In the listing below, find every line containing "data" and copy it out.
_ _ _ _
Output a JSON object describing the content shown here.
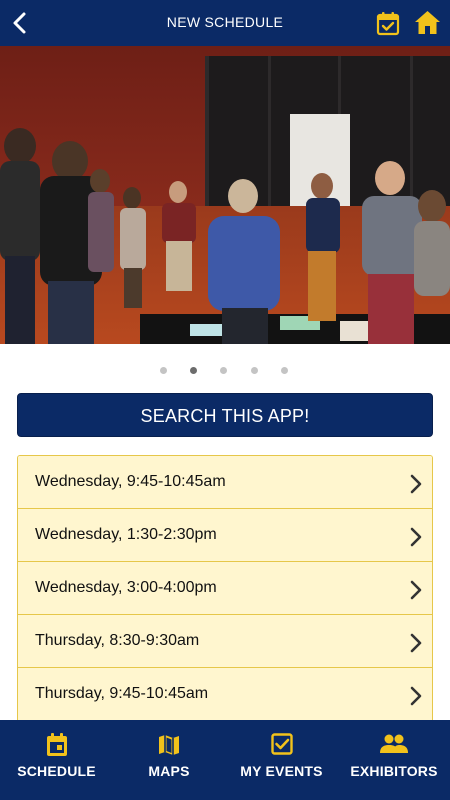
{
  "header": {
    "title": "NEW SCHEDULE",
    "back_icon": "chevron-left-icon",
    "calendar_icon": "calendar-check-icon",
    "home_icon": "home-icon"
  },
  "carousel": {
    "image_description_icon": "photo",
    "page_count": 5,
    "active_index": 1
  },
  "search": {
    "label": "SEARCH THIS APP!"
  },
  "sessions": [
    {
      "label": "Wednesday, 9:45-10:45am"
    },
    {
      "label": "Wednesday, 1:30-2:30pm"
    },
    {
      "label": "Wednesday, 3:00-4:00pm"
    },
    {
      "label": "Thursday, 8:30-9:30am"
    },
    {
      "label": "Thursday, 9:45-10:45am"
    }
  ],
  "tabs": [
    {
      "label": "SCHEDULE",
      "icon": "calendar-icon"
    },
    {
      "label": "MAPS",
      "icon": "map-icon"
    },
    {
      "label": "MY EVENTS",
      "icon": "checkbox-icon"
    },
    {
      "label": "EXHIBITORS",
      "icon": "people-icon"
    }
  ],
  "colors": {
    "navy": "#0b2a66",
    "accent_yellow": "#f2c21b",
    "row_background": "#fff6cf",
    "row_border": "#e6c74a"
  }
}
_ _ _ _
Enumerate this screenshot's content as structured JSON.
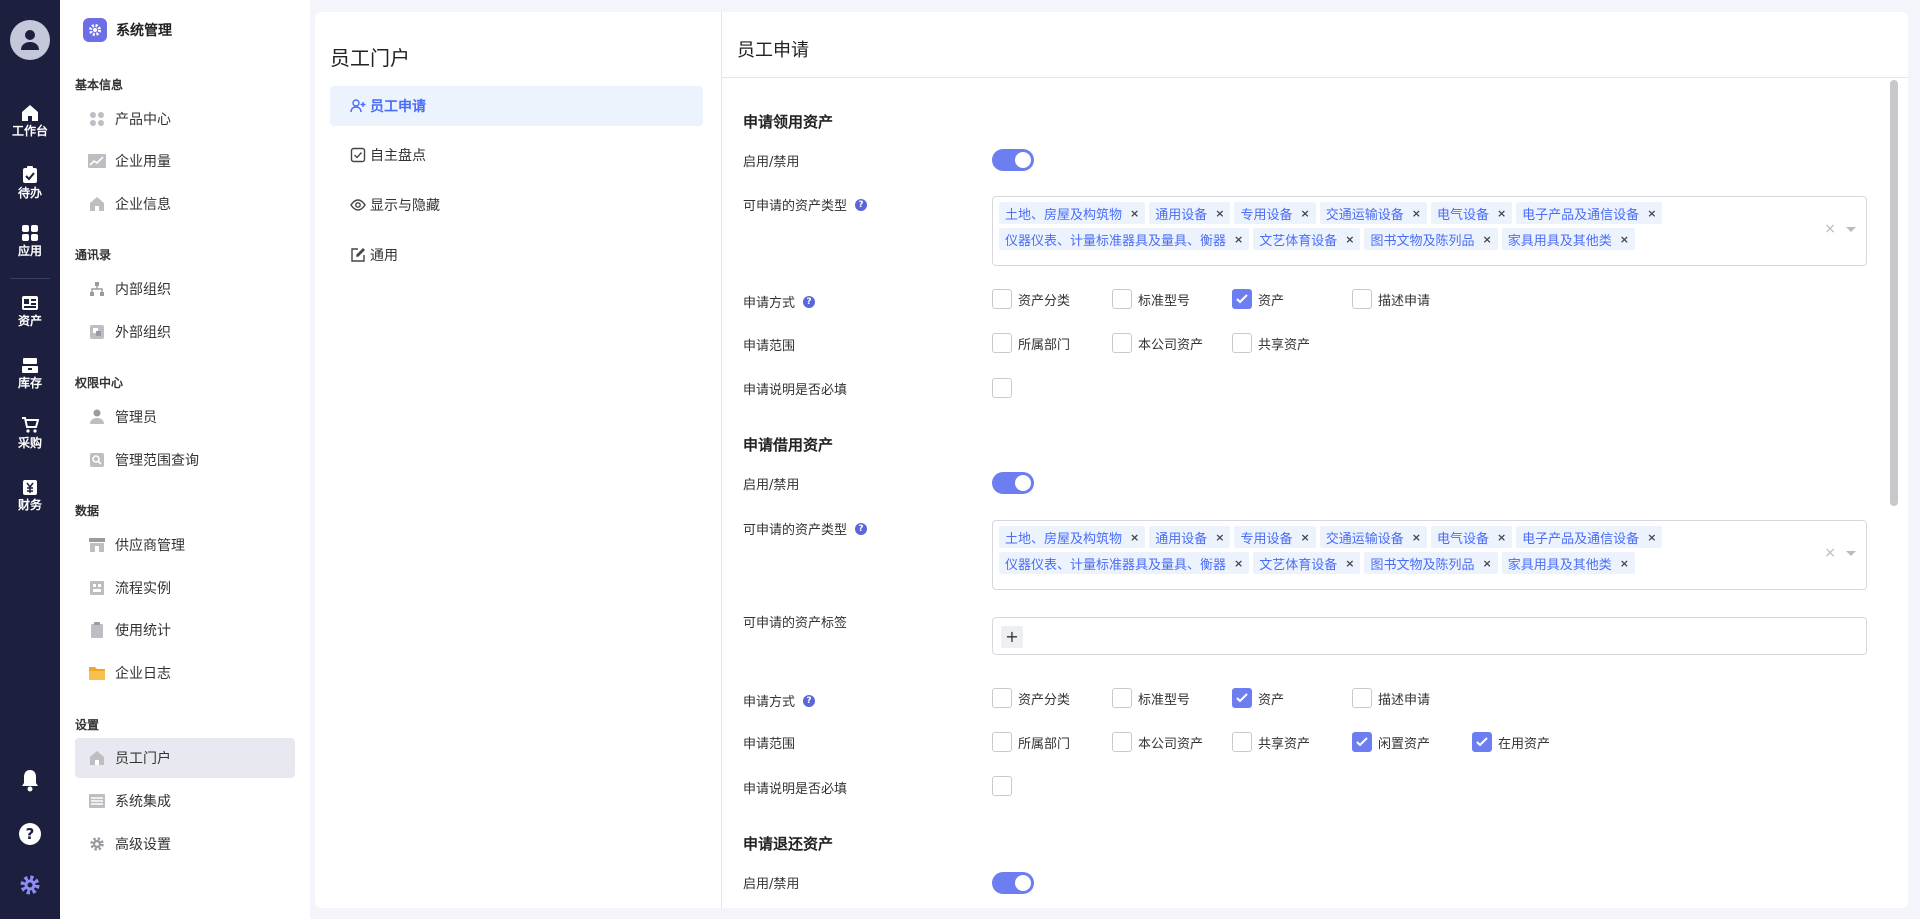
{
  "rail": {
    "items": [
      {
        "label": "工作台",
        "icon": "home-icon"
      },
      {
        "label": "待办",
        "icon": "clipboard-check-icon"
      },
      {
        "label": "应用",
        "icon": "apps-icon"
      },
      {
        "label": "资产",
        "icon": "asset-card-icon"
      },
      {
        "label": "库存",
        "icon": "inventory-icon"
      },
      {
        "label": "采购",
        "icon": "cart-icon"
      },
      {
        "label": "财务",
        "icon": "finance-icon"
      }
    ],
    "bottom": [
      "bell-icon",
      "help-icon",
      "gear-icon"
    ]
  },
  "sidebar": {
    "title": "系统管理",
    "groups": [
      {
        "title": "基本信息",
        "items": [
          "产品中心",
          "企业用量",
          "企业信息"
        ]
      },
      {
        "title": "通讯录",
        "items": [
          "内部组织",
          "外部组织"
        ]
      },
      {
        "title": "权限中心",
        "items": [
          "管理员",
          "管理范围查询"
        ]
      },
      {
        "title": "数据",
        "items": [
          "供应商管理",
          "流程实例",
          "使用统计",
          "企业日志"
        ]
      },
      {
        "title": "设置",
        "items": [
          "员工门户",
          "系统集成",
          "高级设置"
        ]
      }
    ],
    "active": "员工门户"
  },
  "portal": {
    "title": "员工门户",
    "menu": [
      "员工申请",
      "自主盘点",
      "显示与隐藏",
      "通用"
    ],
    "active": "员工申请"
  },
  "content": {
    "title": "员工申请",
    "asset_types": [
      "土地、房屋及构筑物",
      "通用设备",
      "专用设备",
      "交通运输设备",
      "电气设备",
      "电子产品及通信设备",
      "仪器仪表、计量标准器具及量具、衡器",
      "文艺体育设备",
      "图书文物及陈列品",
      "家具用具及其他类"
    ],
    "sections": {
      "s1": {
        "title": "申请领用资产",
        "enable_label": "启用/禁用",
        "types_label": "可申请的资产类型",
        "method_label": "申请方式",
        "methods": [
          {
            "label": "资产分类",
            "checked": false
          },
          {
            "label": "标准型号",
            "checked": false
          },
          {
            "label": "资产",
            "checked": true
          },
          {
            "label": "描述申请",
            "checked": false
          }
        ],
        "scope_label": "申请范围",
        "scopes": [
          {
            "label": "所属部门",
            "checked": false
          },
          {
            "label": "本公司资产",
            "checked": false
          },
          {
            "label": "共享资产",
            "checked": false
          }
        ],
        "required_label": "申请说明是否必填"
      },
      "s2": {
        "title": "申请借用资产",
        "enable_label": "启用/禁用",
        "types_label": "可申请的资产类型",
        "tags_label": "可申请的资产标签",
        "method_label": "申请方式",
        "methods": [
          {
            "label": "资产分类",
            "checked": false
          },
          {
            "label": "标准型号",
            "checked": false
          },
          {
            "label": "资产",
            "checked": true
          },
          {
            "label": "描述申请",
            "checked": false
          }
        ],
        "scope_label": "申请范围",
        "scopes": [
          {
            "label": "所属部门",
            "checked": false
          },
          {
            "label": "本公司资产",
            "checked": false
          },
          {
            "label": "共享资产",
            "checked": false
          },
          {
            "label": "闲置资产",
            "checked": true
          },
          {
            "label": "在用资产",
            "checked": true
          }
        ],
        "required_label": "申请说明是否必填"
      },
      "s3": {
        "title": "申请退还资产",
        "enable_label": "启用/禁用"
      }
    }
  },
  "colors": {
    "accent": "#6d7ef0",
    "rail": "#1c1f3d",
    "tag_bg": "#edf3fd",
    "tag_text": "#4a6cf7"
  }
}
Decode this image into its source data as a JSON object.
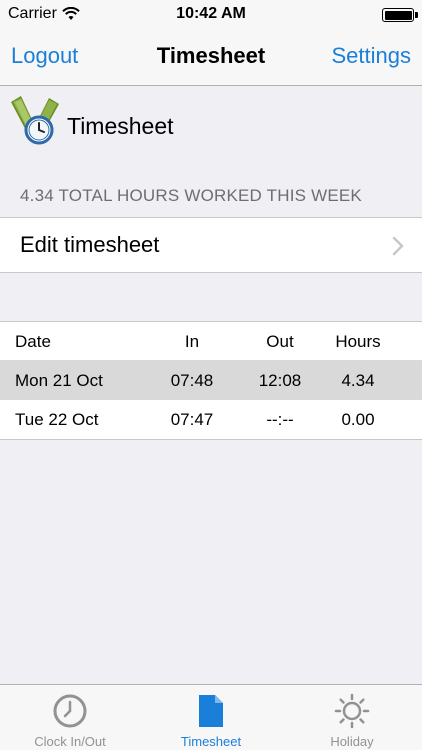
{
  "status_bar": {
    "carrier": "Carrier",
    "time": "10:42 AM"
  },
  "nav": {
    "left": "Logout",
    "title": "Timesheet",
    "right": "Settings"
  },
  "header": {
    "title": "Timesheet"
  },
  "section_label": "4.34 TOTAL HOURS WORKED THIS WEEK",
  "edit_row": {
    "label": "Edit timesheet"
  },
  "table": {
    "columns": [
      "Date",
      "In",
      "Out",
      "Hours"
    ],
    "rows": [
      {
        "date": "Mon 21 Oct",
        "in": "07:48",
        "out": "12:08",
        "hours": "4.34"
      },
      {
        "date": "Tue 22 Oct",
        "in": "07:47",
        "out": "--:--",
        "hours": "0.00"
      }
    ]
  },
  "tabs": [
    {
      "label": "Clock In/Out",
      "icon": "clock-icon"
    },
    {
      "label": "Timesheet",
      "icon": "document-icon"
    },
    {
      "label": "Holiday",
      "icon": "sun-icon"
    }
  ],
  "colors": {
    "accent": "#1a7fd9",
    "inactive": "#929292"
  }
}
_ _ _ _
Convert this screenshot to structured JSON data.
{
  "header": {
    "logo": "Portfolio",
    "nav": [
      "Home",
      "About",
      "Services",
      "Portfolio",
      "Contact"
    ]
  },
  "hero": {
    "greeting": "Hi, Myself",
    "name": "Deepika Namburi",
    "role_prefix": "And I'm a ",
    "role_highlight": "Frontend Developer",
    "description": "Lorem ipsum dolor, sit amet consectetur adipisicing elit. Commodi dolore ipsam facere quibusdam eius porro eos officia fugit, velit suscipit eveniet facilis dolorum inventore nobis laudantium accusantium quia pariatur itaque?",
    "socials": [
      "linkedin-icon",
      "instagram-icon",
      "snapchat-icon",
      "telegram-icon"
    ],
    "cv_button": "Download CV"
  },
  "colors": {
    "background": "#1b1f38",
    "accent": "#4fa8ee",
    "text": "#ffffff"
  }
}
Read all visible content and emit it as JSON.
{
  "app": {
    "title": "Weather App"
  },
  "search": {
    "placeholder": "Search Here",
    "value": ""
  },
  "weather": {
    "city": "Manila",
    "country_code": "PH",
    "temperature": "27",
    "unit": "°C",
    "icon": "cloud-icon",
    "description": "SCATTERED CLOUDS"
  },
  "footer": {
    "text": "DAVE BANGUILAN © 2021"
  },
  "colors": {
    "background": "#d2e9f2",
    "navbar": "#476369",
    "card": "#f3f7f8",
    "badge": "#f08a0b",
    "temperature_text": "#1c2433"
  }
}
_ _ _ _
* _Final answer_:
Decode this image into its source data as a JSON object.
Convert this screenshot to structured JSON data.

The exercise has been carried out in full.